### [TO DO]
Every entry below should be repeated exactly; the pictures should not.

Extracted data entries
#####

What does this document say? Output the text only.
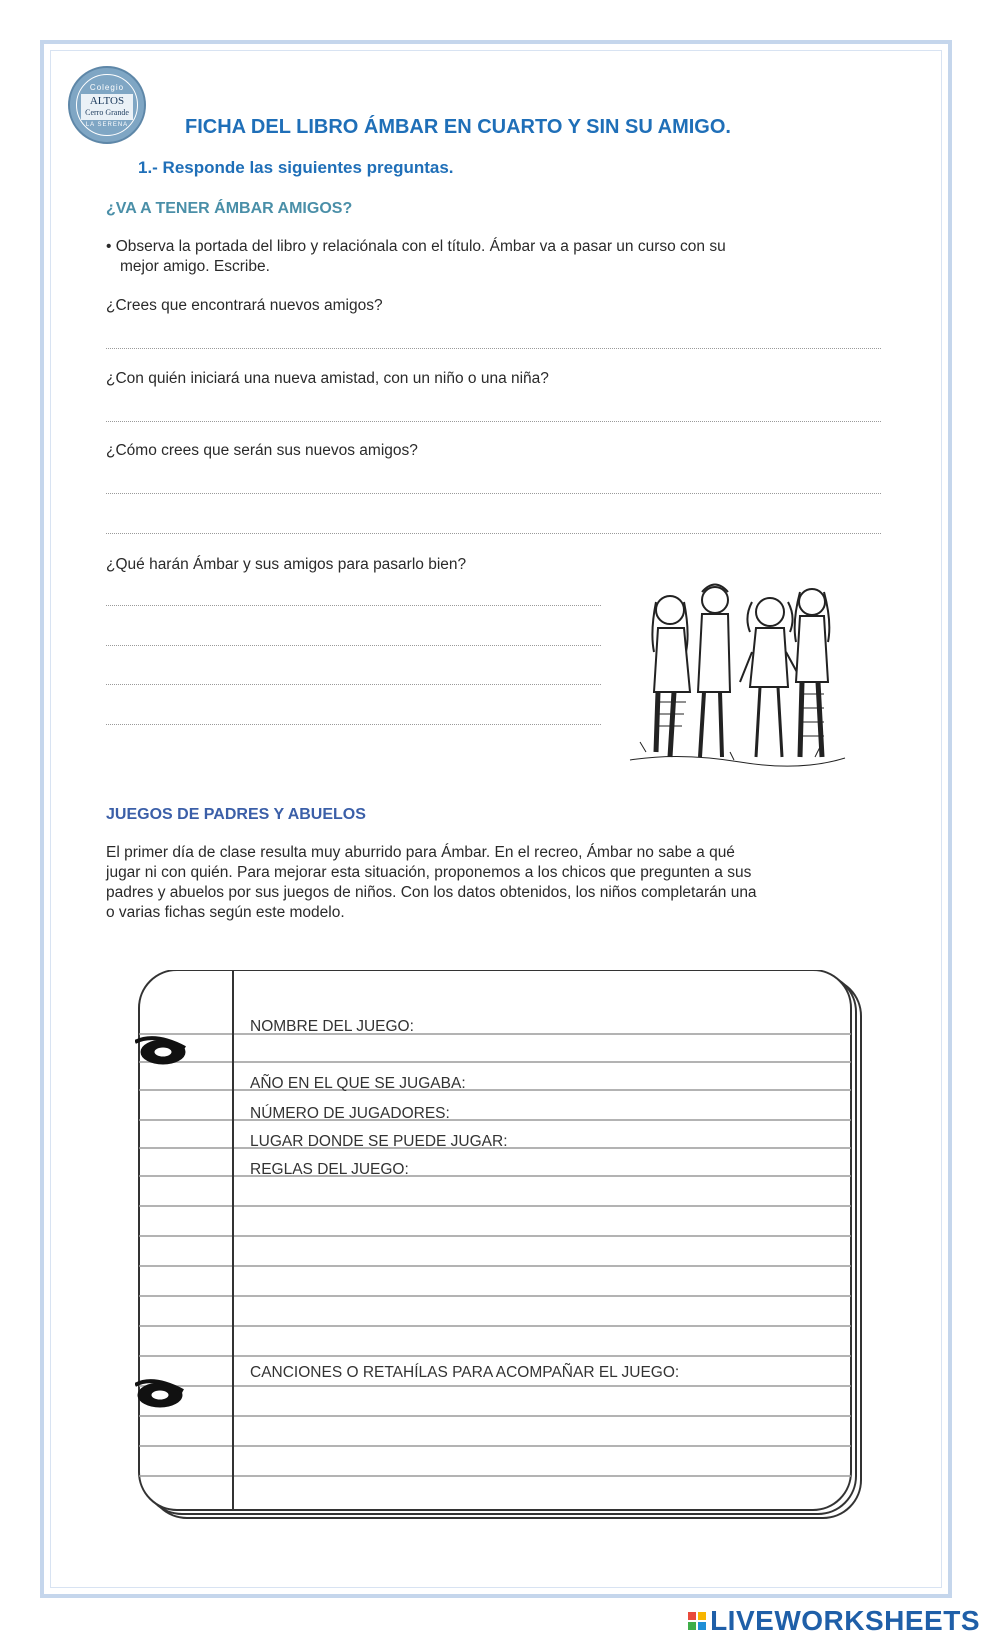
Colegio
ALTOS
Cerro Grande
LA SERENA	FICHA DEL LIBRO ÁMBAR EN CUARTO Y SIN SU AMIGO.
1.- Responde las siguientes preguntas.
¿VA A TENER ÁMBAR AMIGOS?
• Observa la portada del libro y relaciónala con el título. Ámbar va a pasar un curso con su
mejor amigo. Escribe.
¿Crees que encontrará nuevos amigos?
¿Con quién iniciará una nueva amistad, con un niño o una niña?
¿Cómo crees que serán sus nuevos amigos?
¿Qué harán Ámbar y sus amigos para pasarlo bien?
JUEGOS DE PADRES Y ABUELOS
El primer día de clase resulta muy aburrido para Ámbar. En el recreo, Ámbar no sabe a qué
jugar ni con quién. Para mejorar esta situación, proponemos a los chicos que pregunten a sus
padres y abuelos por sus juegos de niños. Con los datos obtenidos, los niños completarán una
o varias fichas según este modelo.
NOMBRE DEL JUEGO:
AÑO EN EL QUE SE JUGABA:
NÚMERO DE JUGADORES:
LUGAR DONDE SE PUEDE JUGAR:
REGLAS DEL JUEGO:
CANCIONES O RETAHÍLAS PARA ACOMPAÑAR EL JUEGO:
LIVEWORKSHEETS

#####

### [COMPLETE RESPONSE]
What does this document say? Output the text only.
Colegio
ALTOS
Cerro Grande
LA SERENA	FICHA DEL LIBRO ÁMBAR EN CUARTO Y SIN SU AMIGO.
1.- Responde las siguientes preguntas.
¿VA A TENER ÁMBAR AMIGOS?
• Observa la portada del libro y relaciónala con el título. Ámbar va a pasar un curso con su
mejor amigo. Escribe.
¿Crees que encontrará nuevos amigos?
¿Con quién iniciará una nueva amistad, con un niño o una niña?
¿Cómo crees que serán sus nuevos amigos?
¿Qué harán Ámbar y sus amigos para pasarlo bien?
JUEGOS DE PADRES Y ABUELOS
El primer día de clase resulta muy aburrido para Ámbar. En el recreo, Ámbar no sabe a qué
jugar ni con quién. Para mejorar esta situación, proponemos a los chicos que pregunten a sus
padres y abuelos por sus juegos de niños. Con los datos obtenidos, los niños completarán una
o varias fichas según este modelo.
NOMBRE DEL JUEGO:
AÑO EN EL QUE SE JUGABA:
NÚMERO DE JUGADORES:
LUGAR DONDE SE PUEDE JUGAR:
REGLAS DEL JUEGO:
CANCIONES O RETAHÍLAS PARA ACOMPAÑAR EL JUEGO:
LIVEWORKSHEETS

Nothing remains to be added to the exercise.